======== Dataset extract ========

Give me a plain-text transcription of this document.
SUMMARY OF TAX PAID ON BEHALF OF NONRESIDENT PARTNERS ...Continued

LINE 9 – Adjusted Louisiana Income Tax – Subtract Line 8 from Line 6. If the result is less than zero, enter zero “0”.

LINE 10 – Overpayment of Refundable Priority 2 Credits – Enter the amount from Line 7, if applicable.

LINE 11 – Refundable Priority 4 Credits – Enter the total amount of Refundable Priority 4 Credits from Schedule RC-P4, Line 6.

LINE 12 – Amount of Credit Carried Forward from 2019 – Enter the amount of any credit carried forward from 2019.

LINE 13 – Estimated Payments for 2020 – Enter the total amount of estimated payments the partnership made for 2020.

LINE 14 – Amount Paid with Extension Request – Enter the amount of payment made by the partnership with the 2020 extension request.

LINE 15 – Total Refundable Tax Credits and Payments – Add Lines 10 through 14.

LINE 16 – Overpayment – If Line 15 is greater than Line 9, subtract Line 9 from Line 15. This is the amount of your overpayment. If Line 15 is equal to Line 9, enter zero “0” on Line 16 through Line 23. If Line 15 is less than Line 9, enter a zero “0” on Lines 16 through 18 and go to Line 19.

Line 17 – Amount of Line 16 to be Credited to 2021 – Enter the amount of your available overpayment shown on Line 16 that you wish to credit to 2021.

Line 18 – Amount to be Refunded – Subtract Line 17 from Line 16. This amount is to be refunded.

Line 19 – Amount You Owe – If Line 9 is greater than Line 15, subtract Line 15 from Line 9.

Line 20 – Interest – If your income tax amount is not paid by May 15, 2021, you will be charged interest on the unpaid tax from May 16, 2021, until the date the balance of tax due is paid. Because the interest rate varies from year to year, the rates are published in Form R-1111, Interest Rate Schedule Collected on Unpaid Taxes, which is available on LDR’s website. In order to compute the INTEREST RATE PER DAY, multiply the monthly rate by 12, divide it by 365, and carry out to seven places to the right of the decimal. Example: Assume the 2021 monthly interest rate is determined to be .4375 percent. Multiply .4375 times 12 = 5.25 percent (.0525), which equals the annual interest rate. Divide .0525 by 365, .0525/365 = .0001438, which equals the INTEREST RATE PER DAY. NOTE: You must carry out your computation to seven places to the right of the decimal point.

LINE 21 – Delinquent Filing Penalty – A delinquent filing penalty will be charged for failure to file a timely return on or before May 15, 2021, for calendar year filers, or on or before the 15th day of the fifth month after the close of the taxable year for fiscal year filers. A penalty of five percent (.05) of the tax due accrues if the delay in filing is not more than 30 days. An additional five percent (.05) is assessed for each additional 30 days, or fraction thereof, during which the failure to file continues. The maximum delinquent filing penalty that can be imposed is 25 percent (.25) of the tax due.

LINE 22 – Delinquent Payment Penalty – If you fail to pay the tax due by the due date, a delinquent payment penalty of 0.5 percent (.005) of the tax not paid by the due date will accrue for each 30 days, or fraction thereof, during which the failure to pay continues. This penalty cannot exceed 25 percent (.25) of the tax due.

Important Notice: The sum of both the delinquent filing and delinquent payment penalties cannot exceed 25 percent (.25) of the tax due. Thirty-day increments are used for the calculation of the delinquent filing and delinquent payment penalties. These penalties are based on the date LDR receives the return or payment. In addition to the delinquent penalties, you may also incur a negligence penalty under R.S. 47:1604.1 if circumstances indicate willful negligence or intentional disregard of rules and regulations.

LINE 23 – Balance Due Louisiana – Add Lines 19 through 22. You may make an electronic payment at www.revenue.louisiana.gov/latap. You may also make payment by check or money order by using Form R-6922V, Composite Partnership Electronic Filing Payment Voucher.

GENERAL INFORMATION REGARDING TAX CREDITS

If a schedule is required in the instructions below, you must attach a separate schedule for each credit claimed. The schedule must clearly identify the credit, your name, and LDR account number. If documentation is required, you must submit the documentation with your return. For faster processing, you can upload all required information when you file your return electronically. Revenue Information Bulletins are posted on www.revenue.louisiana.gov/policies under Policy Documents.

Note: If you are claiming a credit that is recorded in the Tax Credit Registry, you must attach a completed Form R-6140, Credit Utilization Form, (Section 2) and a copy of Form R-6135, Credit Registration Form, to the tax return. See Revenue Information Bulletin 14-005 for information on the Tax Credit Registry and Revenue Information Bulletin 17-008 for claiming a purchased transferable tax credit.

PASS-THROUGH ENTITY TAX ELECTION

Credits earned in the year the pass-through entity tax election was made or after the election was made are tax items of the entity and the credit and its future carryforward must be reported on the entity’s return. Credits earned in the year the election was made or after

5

========

Using the listing, copy every line where the word "Priority" shows up.

LINE 10 – Overpayment of Refundable Priority 2 Credits – Enter the amount from Line 7, if applicable.
LINE 11 – Refundable Priority 4 Credits – Enter the total amount of Refundable Priority 4 Credits from Schedule RC-P4, Line 6.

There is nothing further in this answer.